(Exercise data):
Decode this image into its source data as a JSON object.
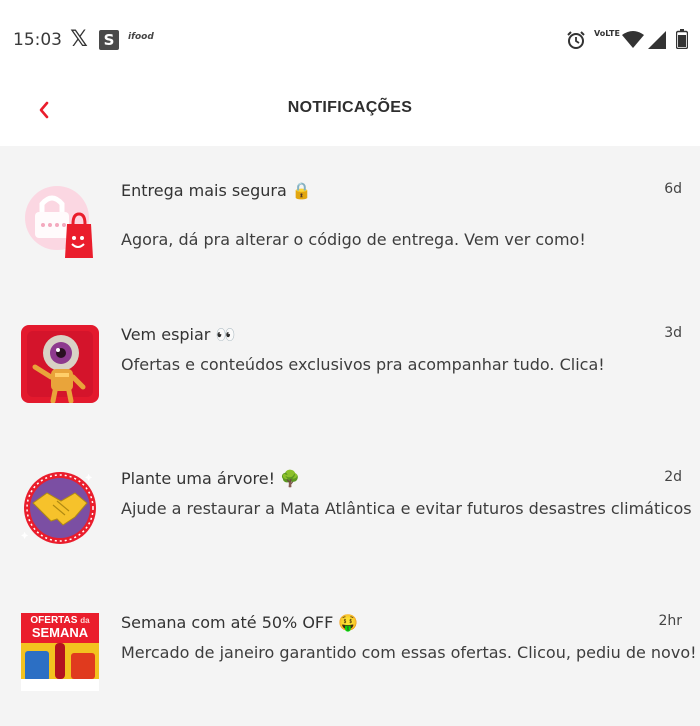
{
  "statusbar": {
    "time": "15:03",
    "volte_line1": "Vo",
    "volte_line2": "LTE",
    "ifood_label": "ifood"
  },
  "header": {
    "title": "NOTIFICAÇÕES",
    "back_icon": "chevron-left-icon"
  },
  "colors": {
    "accent": "#ea1d2c",
    "background": "#f4f4f4",
    "header_bg": "#ffffff"
  },
  "notifications": [
    {
      "title": "Entrega mais segura 🔒",
      "body": "Agora, dá pra alterar o código de entrega. Vem ver como!",
      "time": "6d",
      "icon": "lock-bag-icon"
    },
    {
      "title": "Vem espiar 👀",
      "body": "Ofertas e conteúdos exclusivos pra acompanhar tudo. Clica!",
      "time": "3d",
      "icon": "eye-mascot-icon"
    },
    {
      "title": "Plante uma árvore! 🌳",
      "body": "Ajude a restaurar a Mata Atlântica e evitar futuros desastres climáticos",
      "time": "2d",
      "icon": "handshake-badge-icon"
    },
    {
      "title": "Semana com até 50% OFF 🤑",
      "body": "Mercado de janeiro garantido com essas ofertas. Clicou, pediu de novo!",
      "time": "2hr",
      "icon": "ofertas-semana-icon",
      "thumb_line1": "OFERTAS",
      "thumb_line2": "SEMANA",
      "thumb_da": "da"
    }
  ]
}
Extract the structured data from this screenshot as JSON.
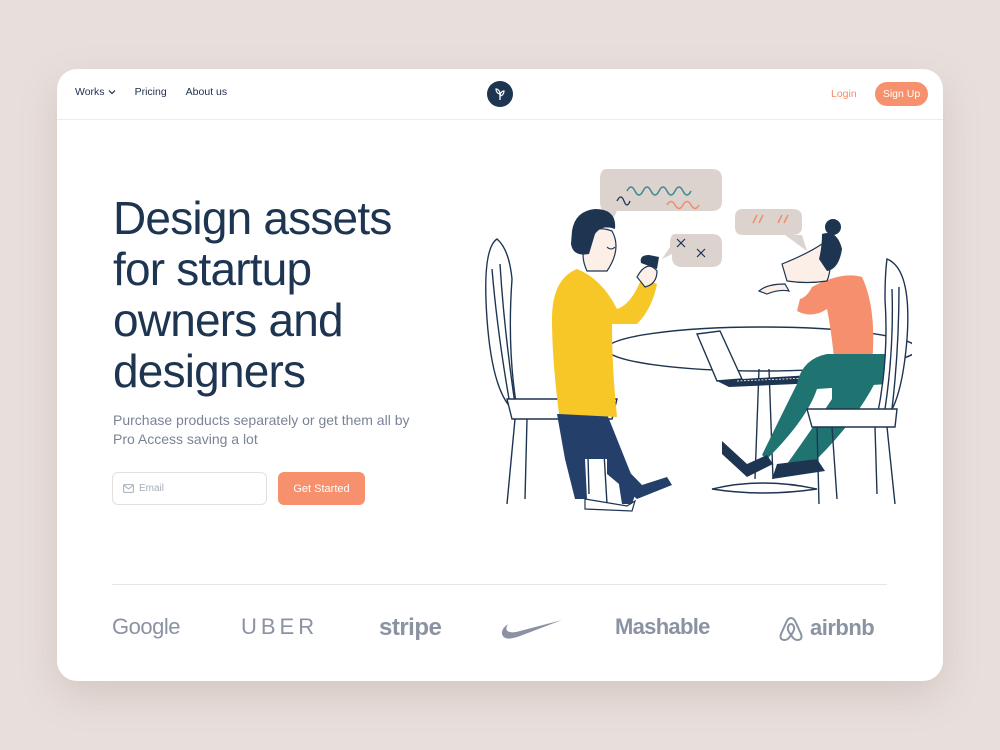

(Given instruction): List all lines in the material containing the string "time".

(Response):
    "time": "15:03",
      "time": "6d",
      "time": "3d",
      "time": "2d",
      "time": "2hr",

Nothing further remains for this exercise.